↓↓↓
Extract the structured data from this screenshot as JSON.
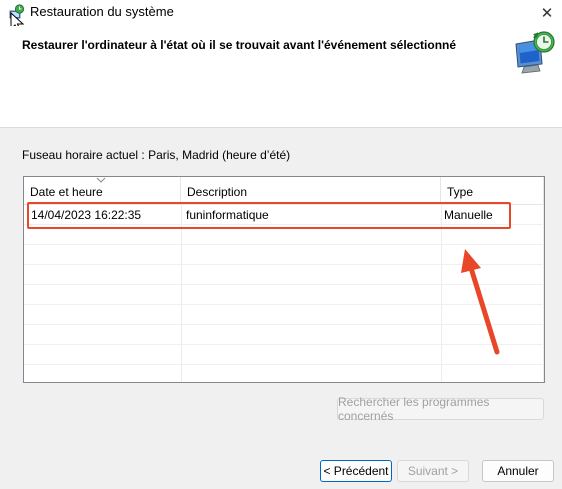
{
  "window": {
    "title": "Restauration du système"
  },
  "header": {
    "title": "Restaurer l'ordinateur à l'état où il se trouvait avant l'événement sélectionné"
  },
  "timezone_text": "Fuseau horaire actuel : Paris, Madrid (heure d’été)",
  "list": {
    "columns": [
      "Date et heure",
      "Description",
      "Type"
    ],
    "rows": [
      {
        "date": "14/04/2023 16:22:35",
        "description": "funinformatique",
        "type": "Manuelle"
      }
    ]
  },
  "buttons": {
    "scan": "Rechercher les programmes concernés",
    "back": "< Précédent",
    "next": "Suivant >",
    "cancel": "Annuler"
  },
  "colors": {
    "annotation": "#e8472a",
    "accent": "#0067c0"
  }
}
↑↑↑
# OBJECTIVE:
Using the entries above, find all lines with "title". Copy them.

# FULL ANSWER:
    "title": "Restauration du système"
    "title": "Restaurer l'ordinateur à l'état où il se trouvait avant l'événement sélectionné"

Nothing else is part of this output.